##### Extracted entries #####

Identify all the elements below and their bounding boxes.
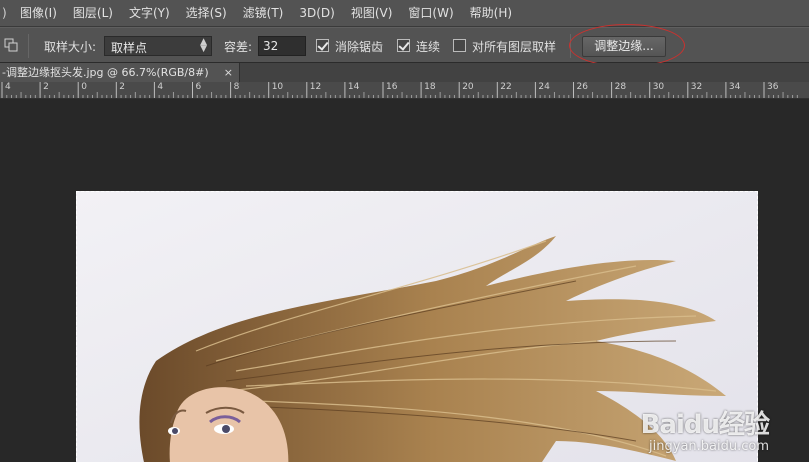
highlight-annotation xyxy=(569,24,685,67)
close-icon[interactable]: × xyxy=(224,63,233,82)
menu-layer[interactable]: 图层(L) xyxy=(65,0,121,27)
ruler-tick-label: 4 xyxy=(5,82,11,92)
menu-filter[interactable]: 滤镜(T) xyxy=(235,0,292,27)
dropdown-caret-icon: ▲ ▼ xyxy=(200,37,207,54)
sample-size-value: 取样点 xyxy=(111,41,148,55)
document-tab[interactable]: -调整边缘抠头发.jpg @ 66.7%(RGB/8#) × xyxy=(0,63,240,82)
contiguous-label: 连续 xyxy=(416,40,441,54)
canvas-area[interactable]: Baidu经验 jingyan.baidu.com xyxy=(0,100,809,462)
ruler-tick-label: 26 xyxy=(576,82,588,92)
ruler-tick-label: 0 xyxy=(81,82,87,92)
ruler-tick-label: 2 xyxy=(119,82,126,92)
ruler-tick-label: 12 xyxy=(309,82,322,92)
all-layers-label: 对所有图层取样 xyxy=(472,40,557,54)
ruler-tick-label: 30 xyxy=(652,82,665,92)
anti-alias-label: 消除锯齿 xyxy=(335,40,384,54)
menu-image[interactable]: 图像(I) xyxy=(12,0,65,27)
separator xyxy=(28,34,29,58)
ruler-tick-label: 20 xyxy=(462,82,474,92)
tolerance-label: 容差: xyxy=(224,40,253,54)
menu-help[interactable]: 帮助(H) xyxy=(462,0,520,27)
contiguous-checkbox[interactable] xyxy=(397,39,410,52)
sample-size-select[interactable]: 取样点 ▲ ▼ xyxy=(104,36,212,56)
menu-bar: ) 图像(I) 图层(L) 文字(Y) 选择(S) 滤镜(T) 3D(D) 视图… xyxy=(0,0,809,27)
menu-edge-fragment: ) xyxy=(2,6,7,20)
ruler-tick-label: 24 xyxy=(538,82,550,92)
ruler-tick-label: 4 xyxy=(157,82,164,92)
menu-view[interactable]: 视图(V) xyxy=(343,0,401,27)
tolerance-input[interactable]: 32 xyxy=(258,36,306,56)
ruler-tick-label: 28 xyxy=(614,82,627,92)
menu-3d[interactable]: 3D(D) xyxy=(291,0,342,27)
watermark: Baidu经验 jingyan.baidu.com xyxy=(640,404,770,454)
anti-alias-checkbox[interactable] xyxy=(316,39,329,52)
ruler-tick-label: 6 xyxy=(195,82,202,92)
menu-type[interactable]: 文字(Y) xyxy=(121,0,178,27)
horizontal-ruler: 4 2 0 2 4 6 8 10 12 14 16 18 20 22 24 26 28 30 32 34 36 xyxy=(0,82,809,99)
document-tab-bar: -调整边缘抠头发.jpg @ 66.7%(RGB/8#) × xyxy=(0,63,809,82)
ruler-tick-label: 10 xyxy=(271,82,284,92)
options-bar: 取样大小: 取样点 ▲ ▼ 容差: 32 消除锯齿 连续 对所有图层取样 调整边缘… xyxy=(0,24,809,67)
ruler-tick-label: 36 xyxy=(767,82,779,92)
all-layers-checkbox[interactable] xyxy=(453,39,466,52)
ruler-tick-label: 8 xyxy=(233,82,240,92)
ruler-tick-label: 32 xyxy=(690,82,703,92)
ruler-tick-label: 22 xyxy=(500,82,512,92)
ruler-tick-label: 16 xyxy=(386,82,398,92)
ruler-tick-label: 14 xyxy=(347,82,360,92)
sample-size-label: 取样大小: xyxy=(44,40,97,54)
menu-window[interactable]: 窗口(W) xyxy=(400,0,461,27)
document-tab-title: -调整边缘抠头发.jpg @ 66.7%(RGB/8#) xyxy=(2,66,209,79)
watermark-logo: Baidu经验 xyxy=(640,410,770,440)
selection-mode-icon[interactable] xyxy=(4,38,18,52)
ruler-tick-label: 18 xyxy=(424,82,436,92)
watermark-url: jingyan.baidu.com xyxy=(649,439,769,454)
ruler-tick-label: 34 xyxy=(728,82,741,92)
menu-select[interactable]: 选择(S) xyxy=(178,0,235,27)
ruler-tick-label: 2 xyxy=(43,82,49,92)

#####

What to work on ▸
Change every "ruler-tick-label" in the material above to "ruler-number", keeping all other text the same, and leave the picture out of your answer.

Solution to the exercise ▸
Identify all the elements below and their bounding boxes.
highlight-annotation xyxy=(569,24,685,67)
close-icon[interactable]: × xyxy=(224,63,233,82)
menu-layer[interactable]: 图层(L) xyxy=(65,0,121,27)
ruler-number: 4 xyxy=(5,82,11,92)
menu-filter[interactable]: 滤镜(T) xyxy=(235,0,292,27)
dropdown-caret-icon: ▲ ▼ xyxy=(200,37,207,54)
sample-size-value: 取样点 xyxy=(111,41,148,55)
document-tab[interactable]: -调整边缘抠头发.jpg @ 66.7%(RGB/8#) × xyxy=(0,63,240,82)
contiguous-label: 连续 xyxy=(416,40,441,54)
canvas-area[interactable]: Baidu经验 jingyan.baidu.com xyxy=(0,100,809,462)
ruler-number: 26 xyxy=(576,82,588,92)
ruler-number: 0 xyxy=(81,82,87,92)
ruler-number: 2 xyxy=(119,82,126,92)
ruler-number: 12 xyxy=(309,82,322,92)
all-layers-label: 对所有图层取样 xyxy=(472,40,557,54)
ruler-number: 30 xyxy=(652,82,665,92)
anti-alias-label: 消除锯齿 xyxy=(335,40,384,54)
menu-image[interactable]: 图像(I) xyxy=(12,0,65,27)
separator xyxy=(28,34,29,58)
ruler-number: 20 xyxy=(462,82,474,92)
tolerance-label: 容差: xyxy=(224,40,253,54)
menu-help[interactable]: 帮助(H) xyxy=(462,0,520,27)
contiguous-checkbox[interactable] xyxy=(397,39,410,52)
sample-size-select[interactable]: 取样点 ▲ ▼ xyxy=(104,36,212,56)
menu-bar: ) 图像(I) 图层(L) 文字(Y) 选择(S) 滤镜(T) 3D(D) 视图… xyxy=(0,0,809,27)
menu-edge-fragment: ) xyxy=(2,6,7,20)
ruler-number: 24 xyxy=(538,82,550,92)
ruler-number: 4 xyxy=(157,82,164,92)
menu-view[interactable]: 视图(V) xyxy=(343,0,401,27)
tolerance-input[interactable]: 32 xyxy=(258,36,306,56)
ruler-number: 28 xyxy=(614,82,627,92)
menu-3d[interactable]: 3D(D) xyxy=(291,0,342,27)
watermark: Baidu经验 jingyan.baidu.com xyxy=(640,404,770,454)
anti-alias-checkbox[interactable] xyxy=(316,39,329,52)
ruler-number: 6 xyxy=(195,82,202,92)
menu-type[interactable]: 文字(Y) xyxy=(121,0,178,27)
horizontal-ruler: 4 2 0 2 4 6 8 10 12 14 16 18 20 22 24 26 28 30 32 34 36 xyxy=(0,82,809,99)
document-tab-bar: -调整边缘抠头发.jpg @ 66.7%(RGB/8#) × xyxy=(0,63,809,82)
ruler-number: 10 xyxy=(271,82,284,92)
options-bar: 取样大小: 取样点 ▲ ▼ 容差: 32 消除锯齿 连续 对所有图层取样 调整边缘… xyxy=(0,24,809,67)
ruler-number: 36 xyxy=(767,82,779,92)
all-layers-checkbox[interactable] xyxy=(453,39,466,52)
ruler-number: 8 xyxy=(233,82,240,92)
ruler-number: 32 xyxy=(690,82,703,92)
ruler-number: 22 xyxy=(500,82,512,92)
ruler-number: 16 xyxy=(386,82,398,92)
ruler-number: 14 xyxy=(347,82,360,92)
sample-size-label: 取样大小: xyxy=(44,40,97,54)
menu-window[interactable]: 窗口(W) xyxy=(400,0,461,27)
document-tab-title: -调整边缘抠头发.jpg @ 66.7%(RGB/8#) xyxy=(2,66,209,79)
watermark-logo: Baidu经验 xyxy=(640,410,770,440)
selection-mode-icon[interactable] xyxy=(4,38,18,52)
ruler-number: 18 xyxy=(424,82,436,92)
watermark-url: jingyan.baidu.com xyxy=(649,439,769,454)
ruler-number: 34 xyxy=(728,82,741,92)
menu-select[interactable]: 选择(S) xyxy=(178,0,235,27)
ruler-number: 2 xyxy=(43,82,49,92)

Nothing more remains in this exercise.